[BEGIN Record extracts]
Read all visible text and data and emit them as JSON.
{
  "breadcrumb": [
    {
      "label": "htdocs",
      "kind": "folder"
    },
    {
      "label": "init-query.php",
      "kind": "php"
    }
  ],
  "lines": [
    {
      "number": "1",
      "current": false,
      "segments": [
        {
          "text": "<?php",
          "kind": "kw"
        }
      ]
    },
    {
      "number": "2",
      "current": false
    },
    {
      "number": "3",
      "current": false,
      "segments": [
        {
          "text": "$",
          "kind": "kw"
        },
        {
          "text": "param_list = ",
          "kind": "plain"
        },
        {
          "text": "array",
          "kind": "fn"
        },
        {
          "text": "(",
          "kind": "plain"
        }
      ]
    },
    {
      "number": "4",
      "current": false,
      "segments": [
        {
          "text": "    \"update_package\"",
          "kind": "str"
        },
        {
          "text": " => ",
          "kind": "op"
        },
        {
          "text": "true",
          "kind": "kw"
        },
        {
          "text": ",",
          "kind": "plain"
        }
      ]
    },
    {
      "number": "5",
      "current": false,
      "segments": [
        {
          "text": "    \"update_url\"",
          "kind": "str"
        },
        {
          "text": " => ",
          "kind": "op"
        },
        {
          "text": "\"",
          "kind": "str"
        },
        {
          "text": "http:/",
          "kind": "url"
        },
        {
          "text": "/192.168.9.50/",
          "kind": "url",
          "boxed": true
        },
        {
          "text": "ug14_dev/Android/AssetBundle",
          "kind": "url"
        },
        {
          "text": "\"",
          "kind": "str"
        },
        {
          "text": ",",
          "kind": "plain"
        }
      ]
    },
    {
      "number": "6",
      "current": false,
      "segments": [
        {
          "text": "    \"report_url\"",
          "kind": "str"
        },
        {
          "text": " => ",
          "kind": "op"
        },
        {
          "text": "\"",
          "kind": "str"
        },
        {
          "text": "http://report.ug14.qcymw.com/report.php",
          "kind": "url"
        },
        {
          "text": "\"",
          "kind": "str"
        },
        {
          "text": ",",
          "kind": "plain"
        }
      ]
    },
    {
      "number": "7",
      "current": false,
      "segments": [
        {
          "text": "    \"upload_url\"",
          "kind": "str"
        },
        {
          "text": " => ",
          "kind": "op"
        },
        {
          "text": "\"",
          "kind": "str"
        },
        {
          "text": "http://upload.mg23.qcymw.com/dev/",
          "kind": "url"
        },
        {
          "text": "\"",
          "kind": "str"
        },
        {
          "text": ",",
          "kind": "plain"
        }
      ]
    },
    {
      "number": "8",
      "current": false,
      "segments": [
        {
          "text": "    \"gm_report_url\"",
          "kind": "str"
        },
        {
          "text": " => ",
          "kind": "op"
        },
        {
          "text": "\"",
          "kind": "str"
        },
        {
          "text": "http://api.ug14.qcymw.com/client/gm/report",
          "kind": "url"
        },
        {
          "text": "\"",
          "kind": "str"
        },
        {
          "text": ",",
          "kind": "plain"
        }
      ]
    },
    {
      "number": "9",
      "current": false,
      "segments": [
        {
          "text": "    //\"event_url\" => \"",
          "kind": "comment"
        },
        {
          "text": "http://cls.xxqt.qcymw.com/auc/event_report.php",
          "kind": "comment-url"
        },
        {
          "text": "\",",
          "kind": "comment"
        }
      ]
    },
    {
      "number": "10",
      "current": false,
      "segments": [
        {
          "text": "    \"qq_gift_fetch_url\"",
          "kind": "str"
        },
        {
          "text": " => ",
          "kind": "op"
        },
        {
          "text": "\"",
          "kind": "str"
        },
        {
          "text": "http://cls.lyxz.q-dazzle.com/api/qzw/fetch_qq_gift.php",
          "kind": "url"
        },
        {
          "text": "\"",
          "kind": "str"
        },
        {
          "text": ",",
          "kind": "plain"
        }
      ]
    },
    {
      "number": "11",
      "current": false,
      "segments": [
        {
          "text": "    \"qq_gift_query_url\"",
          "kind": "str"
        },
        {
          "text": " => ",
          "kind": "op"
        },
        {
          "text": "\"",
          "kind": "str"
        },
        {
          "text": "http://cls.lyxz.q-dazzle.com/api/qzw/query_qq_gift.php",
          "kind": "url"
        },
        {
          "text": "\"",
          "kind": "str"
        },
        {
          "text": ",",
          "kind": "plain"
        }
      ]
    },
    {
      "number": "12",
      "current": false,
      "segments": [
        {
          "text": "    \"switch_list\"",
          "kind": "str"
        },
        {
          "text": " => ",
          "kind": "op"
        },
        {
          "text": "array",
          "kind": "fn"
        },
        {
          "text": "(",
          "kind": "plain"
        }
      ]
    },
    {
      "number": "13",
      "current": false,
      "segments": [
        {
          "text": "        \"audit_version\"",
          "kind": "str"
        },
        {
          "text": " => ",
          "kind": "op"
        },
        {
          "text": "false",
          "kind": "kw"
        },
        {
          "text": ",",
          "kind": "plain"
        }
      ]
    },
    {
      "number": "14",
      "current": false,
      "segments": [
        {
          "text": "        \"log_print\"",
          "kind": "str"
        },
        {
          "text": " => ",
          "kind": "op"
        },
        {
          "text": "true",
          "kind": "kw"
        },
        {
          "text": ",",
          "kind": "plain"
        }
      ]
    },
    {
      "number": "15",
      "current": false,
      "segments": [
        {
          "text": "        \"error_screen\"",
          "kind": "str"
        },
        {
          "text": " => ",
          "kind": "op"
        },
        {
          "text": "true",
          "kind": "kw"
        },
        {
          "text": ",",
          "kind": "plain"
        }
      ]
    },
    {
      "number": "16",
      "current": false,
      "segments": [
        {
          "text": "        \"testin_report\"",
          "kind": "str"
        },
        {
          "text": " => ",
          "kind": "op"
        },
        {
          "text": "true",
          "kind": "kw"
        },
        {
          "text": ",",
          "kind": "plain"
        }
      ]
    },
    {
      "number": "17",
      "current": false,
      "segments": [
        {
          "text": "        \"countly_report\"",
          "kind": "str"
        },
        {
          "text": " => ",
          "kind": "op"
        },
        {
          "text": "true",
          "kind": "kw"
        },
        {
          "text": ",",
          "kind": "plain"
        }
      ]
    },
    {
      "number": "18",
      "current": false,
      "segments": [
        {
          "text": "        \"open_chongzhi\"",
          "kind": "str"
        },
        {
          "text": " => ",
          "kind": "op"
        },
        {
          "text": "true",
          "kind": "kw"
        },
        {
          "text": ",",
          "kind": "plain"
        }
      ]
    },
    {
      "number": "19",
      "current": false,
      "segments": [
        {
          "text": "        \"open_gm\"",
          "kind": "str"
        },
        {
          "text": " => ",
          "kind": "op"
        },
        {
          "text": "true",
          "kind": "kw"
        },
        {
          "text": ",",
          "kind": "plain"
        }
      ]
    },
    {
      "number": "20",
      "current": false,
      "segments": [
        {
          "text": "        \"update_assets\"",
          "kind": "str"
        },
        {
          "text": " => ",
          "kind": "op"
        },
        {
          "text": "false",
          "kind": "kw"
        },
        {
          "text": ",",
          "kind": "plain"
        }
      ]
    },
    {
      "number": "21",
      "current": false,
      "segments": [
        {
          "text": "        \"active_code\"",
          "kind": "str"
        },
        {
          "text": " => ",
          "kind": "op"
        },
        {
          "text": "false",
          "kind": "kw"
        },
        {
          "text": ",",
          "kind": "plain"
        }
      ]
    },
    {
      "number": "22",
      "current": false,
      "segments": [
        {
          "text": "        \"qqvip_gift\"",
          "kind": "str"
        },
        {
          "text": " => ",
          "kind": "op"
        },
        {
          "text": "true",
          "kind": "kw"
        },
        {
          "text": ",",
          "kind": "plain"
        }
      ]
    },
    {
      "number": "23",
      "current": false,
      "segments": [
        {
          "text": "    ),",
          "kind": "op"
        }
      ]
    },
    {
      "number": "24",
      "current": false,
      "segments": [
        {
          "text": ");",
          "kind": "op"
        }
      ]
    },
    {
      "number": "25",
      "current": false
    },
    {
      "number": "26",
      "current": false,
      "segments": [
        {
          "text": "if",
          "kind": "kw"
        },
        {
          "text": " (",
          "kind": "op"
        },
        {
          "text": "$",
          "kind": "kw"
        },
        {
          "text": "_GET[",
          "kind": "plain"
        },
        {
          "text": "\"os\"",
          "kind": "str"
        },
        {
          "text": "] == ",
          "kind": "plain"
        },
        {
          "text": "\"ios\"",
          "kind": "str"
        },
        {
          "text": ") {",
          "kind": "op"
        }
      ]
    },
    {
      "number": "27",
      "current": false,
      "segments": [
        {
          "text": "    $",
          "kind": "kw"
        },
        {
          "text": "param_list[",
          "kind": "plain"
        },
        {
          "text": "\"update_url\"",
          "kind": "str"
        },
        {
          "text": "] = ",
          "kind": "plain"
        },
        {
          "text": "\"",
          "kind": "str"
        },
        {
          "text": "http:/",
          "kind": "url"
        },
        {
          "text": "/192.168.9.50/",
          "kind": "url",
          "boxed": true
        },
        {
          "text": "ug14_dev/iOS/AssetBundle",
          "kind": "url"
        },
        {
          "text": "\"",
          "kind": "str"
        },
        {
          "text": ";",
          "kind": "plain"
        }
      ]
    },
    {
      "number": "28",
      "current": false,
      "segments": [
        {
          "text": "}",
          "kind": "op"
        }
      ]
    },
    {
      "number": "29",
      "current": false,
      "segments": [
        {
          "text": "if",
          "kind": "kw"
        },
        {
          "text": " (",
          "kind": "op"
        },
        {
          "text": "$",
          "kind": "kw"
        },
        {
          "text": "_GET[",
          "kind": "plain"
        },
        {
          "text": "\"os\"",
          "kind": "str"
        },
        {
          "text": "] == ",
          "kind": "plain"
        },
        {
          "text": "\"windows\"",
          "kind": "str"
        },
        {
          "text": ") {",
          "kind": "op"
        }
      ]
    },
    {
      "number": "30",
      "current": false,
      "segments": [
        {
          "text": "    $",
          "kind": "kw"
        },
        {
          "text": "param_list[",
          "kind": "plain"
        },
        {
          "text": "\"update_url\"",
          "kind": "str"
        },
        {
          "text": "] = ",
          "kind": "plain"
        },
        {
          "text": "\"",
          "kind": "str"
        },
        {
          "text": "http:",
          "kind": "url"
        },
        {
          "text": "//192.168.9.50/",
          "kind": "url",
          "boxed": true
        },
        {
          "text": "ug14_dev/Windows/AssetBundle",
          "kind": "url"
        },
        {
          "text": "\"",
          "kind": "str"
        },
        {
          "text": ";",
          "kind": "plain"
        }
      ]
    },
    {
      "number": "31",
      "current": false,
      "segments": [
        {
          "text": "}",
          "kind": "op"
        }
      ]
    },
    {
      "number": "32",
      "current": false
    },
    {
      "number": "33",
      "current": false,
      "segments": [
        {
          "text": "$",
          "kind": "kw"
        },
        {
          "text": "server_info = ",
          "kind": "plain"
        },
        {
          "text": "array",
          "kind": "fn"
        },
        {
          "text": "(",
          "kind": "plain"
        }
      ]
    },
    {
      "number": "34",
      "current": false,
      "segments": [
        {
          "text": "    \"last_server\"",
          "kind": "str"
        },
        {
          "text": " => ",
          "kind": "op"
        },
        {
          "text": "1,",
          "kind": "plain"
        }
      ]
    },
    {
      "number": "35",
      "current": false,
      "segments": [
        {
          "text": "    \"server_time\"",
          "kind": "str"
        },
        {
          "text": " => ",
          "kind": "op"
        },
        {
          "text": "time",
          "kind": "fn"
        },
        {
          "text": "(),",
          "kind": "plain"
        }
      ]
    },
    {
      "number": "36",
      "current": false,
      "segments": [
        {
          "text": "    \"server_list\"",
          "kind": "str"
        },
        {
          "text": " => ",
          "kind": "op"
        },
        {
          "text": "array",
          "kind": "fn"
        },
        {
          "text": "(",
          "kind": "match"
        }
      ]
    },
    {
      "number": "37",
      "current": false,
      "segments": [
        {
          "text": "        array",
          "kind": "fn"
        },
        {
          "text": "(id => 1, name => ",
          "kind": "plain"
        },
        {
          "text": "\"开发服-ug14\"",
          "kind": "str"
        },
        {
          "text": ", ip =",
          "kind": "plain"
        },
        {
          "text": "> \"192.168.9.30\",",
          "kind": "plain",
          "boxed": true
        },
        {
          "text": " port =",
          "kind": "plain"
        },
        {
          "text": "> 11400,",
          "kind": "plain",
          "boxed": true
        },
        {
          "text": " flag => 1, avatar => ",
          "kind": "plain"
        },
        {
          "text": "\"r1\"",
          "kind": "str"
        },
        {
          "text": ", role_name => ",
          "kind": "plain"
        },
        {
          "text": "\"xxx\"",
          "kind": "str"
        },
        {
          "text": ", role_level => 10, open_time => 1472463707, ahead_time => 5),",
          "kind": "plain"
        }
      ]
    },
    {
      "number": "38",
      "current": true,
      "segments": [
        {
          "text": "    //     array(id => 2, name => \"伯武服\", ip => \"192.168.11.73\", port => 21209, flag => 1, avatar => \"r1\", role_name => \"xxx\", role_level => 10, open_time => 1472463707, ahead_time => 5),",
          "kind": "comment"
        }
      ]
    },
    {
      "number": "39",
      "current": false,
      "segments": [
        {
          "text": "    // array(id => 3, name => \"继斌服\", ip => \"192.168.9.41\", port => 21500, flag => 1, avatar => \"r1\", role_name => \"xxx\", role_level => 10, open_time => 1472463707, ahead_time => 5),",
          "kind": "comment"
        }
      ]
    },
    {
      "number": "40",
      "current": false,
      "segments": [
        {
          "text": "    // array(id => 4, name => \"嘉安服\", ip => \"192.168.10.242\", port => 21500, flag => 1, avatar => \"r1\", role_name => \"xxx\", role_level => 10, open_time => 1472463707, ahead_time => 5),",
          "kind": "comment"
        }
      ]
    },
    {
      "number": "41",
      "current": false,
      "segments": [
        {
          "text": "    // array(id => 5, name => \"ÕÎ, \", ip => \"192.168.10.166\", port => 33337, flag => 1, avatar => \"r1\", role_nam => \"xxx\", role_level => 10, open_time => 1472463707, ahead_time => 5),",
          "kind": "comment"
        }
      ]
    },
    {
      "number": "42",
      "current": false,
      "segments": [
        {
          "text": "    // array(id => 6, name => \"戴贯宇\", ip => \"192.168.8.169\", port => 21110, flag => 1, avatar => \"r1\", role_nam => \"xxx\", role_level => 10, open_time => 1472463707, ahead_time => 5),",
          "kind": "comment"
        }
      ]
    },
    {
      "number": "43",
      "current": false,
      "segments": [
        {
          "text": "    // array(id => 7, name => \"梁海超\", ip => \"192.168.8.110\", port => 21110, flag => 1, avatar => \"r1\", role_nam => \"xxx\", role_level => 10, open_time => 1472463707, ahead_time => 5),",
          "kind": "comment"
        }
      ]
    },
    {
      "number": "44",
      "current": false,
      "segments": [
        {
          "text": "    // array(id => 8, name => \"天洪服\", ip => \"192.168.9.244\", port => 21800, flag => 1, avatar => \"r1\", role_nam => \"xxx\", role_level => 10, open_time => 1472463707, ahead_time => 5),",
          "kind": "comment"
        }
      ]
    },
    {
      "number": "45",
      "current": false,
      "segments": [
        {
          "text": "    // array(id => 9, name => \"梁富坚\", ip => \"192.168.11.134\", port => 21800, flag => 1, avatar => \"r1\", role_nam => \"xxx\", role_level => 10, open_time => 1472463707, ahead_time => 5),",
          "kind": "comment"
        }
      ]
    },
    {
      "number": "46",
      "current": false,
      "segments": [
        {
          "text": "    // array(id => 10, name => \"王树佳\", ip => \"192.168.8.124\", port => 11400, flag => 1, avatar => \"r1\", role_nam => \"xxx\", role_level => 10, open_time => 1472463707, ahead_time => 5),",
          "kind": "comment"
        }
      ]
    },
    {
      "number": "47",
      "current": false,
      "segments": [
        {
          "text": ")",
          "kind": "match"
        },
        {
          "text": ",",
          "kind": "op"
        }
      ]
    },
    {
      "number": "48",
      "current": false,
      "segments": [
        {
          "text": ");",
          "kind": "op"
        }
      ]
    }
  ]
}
[END Record extracts]
Copy out all lines that carry the word "qcymw".

          "text": "http://report.ug14.qcymw.com/report.php",
          "text": "http://upload.mg23.qcymw.com/dev/",
          "text": "http://api.ug14.qcymw.com/client/gm/report",
          "text": "http://cls.xxqt.qcymw.com/auc/event_report.php",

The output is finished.